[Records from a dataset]
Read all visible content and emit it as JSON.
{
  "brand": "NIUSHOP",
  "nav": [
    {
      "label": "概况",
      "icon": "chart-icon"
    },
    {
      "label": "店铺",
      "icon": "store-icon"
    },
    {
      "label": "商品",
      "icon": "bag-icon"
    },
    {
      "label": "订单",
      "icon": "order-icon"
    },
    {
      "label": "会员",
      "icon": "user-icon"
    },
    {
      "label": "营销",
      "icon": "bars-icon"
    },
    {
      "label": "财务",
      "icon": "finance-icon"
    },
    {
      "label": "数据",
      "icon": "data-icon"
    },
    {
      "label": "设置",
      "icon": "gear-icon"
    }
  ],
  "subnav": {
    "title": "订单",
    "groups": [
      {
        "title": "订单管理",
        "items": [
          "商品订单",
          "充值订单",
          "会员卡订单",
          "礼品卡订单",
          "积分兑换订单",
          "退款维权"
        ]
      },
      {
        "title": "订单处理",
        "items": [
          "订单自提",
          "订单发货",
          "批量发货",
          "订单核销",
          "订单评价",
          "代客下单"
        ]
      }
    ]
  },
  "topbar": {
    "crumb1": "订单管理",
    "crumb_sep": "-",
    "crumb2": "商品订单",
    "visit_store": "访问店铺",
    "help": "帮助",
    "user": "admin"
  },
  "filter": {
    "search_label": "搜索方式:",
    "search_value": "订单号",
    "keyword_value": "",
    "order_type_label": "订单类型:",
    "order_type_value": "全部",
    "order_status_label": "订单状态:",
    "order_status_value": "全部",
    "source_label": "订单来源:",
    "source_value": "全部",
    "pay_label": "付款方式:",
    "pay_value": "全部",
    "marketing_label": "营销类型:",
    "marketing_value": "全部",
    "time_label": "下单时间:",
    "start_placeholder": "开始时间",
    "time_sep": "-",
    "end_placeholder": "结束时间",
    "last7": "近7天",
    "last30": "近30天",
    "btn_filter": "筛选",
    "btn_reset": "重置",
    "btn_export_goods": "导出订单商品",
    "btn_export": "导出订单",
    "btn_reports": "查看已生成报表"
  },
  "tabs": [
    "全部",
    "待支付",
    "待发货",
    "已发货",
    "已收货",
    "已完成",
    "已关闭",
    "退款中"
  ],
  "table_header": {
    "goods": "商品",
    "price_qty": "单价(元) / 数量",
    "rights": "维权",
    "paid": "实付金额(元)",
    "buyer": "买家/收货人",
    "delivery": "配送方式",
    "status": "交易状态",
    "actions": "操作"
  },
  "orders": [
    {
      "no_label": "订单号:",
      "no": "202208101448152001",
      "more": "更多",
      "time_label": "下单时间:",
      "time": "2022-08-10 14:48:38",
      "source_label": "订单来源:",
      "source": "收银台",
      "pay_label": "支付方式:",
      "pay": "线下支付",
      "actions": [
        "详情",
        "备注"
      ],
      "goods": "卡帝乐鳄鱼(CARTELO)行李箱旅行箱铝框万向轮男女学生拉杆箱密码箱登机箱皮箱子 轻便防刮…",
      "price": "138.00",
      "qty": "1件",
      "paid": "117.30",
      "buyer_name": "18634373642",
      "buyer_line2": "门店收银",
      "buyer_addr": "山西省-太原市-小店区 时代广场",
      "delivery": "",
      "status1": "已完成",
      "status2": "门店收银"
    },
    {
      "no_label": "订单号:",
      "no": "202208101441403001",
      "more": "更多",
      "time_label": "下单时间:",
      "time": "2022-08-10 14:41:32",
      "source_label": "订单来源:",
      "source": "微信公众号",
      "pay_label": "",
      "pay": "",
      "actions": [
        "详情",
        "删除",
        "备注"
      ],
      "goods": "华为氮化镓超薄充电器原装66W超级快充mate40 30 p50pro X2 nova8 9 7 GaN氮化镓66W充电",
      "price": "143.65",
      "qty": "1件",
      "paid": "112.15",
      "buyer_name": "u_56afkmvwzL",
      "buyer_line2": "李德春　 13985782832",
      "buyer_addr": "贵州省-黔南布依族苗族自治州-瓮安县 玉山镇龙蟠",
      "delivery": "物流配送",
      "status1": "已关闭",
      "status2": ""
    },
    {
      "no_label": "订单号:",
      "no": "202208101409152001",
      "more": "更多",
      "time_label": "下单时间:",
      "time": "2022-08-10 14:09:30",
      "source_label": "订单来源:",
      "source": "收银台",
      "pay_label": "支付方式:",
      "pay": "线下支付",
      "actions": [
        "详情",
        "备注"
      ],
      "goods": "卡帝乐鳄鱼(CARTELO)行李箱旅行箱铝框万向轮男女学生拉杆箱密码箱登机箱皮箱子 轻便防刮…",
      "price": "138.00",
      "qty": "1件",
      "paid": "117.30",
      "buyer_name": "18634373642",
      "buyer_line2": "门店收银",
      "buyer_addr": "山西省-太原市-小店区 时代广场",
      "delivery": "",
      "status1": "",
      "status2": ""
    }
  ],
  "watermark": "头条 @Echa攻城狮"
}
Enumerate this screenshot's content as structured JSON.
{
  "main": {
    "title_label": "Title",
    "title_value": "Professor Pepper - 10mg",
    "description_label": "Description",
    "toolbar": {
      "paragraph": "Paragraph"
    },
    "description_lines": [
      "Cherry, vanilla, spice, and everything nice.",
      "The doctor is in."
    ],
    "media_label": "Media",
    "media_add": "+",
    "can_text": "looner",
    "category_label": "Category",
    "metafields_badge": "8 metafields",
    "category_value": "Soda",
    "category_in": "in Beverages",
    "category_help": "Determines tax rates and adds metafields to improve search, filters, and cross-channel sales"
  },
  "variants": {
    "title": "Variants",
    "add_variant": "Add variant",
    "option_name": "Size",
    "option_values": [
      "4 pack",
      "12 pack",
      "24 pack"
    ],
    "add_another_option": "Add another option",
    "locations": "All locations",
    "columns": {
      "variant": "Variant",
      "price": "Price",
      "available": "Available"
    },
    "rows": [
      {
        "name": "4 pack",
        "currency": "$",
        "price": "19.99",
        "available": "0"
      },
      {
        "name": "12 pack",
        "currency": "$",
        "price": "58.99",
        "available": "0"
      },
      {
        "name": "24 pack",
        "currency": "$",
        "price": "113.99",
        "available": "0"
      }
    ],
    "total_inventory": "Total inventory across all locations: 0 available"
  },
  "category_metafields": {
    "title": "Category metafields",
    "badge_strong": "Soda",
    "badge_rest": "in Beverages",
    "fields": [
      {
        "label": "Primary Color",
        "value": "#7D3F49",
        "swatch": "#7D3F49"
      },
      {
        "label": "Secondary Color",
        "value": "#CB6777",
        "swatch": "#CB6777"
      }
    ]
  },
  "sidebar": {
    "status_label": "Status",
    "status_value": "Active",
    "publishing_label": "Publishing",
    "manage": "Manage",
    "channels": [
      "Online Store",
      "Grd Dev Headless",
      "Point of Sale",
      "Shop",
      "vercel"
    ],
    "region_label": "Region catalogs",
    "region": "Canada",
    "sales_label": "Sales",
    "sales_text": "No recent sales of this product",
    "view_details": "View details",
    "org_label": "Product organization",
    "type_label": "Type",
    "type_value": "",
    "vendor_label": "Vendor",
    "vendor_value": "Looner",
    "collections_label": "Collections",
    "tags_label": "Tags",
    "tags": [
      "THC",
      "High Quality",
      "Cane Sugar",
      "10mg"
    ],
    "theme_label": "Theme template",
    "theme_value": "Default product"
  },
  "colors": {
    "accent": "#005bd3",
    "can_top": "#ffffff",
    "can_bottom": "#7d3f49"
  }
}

▸ Written task
Copy every line of the records above that holds the word "JSON".

▸ Result
Read all visible content and emit it as JSON.
Enumerate this screenshot's content as structured JSON.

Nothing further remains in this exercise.